### Data records
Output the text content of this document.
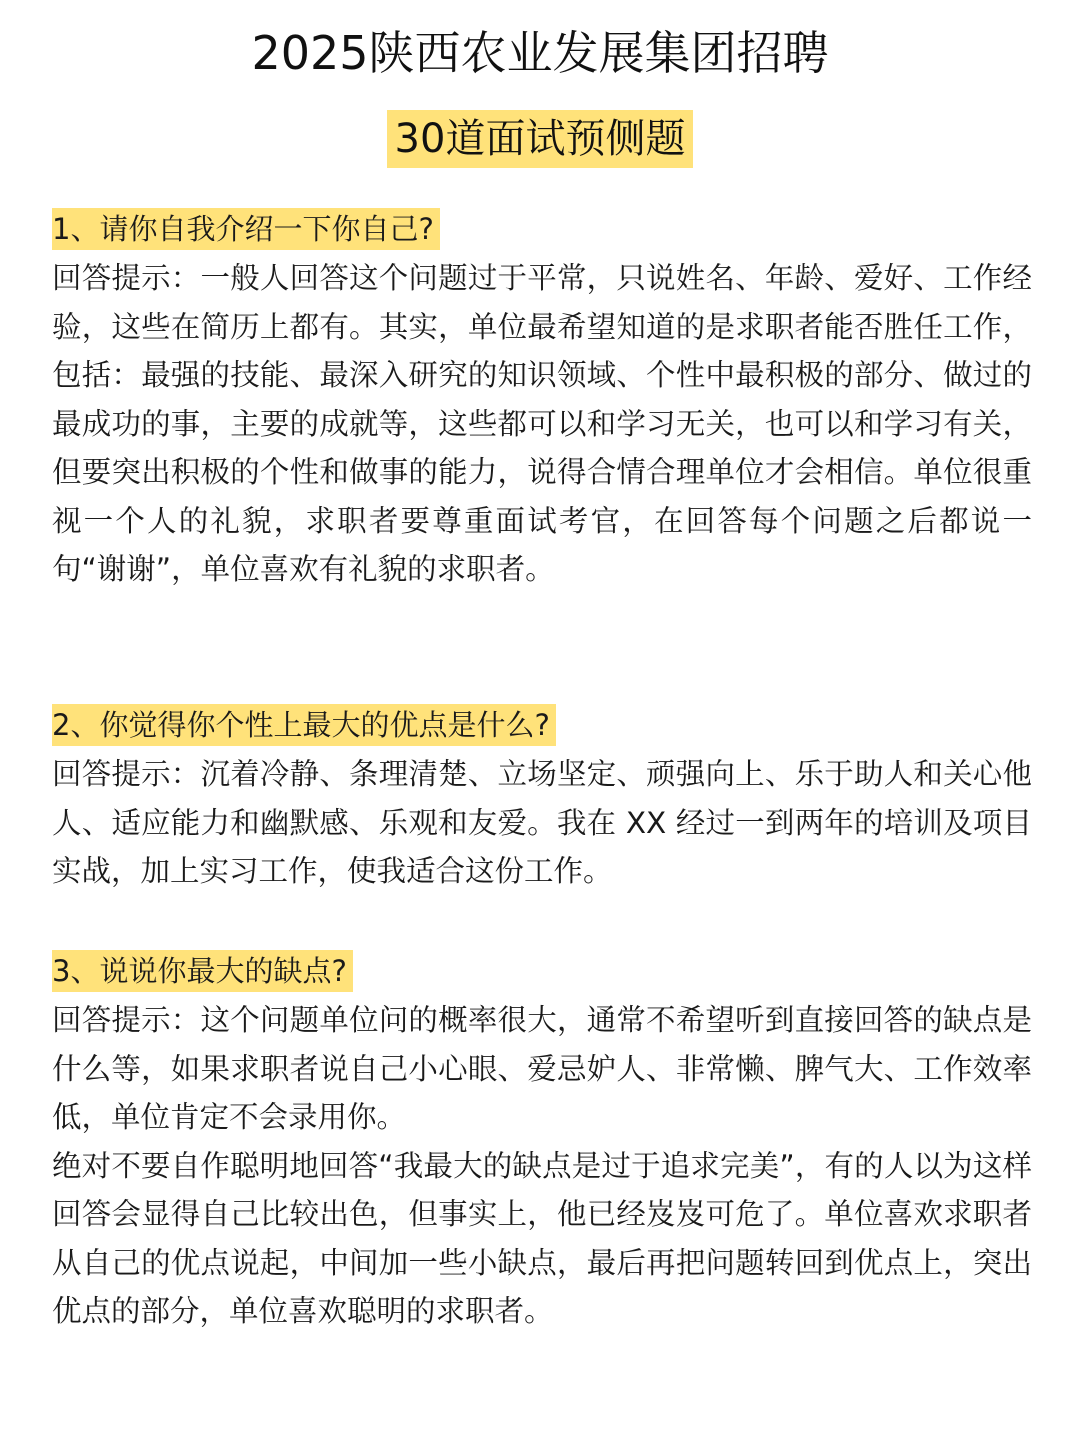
2025陕西农业发展集团招聘
30道面试预侧题
1、请你自我介绍一下你自己?

回答提示：一般人回答这个问题过于平常，只说姓名、年龄、爱好、工作经验，这些在简历上都有。其实，单位最希望知道的是求职者能否胜任工作，包括：最强的技能、最深入研究的知识领域、个性中最积极的部分、做过的最成功的事，主要的成就等，这些都可以和学习无关，也可以和学习有关，但要突出积极的个性和做事的能力，说得合情合理单位才会相信。单位很重视一个人的礼貌，求职者要尊重面试考官，在回答每个问题之后都说一句“谢谢”，单位喜欢有礼貌的求职者。

2、你觉得你个性上最大的优点是什么?

回答提示：沉着冷静、条理清楚、立场坚定、顽强向上、乐于助人和关心他人、适应能力和幽默感、乐观和友爱。我在 XX 经过一到两年的培训及项目实战，加上实习工作，使我适合这份工作。

3、说说你最大的缺点?

回答提示：这个问题单位问的概率很大，通常不希望听到直接回答的缺点是什么等，如果求职者说自己小心眼、爱忌妒人、非常懒、脾气大、工作效率低，单位肯定不会录用你。

绝对不要自作聪明地回答“我最大的缺点是过于追求完美”，有的人以为这样回答会显得自己比较出色，但事实上，他已经岌岌可危了。单位喜欢求职者从自己的优点说起，中间加一些小缺点，最后再把问题转回到优点上，突出优点的部分，单位喜欢聪明的求职者。
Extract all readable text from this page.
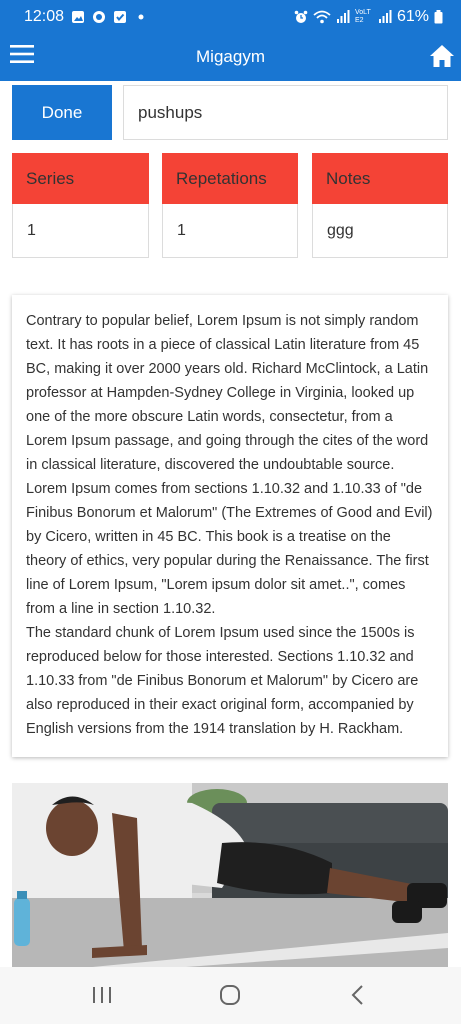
12:08	VoLTE2	61%
Migagym
Done	pushups
Series	Repetations	Notes
1	1	ggg

Contrary to popular belief, Lorem Ipsum is not simply random text. It has roots in a piece of classical Latin literature from 45 BC, making it over 2000 years old. Richard McClintock, a Latin professor at Hampden-Sydney College in Virginia, looked up one of the more obscure Latin words, consectetur, from a Lorem Ipsum passage, and going through the cites of the word in classical literature, discovered the undoubtable source. Lorem Ipsum comes from sections 1.10.32 and 1.10.33 of "de Finibus Bonorum et Malorum" (The Extremes of Good and Evil) by Cicero, written in 45 BC. This book is a treatise on the theory of ethics, very popular during the Renaissance. The first line of Lorem Ipsum, "Lorem ipsum dolor sit amet..", comes from a line in section 1.10.32.

The standard chunk of Lorem Ipsum used since the 1500s is reproduced below for those interested. Sections 1.10.32 and 1.10.33 from "de Finibus Bonorum et Malorum" by Cicero are also reproduced in their exact original form, accompanied by English versions from the 1914 translation by H. Rackham.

### TASK BRIEF
How many lines of these entries contain "Finibus"? Answer with the number and nothing else.

### ANSWER IN FULL
2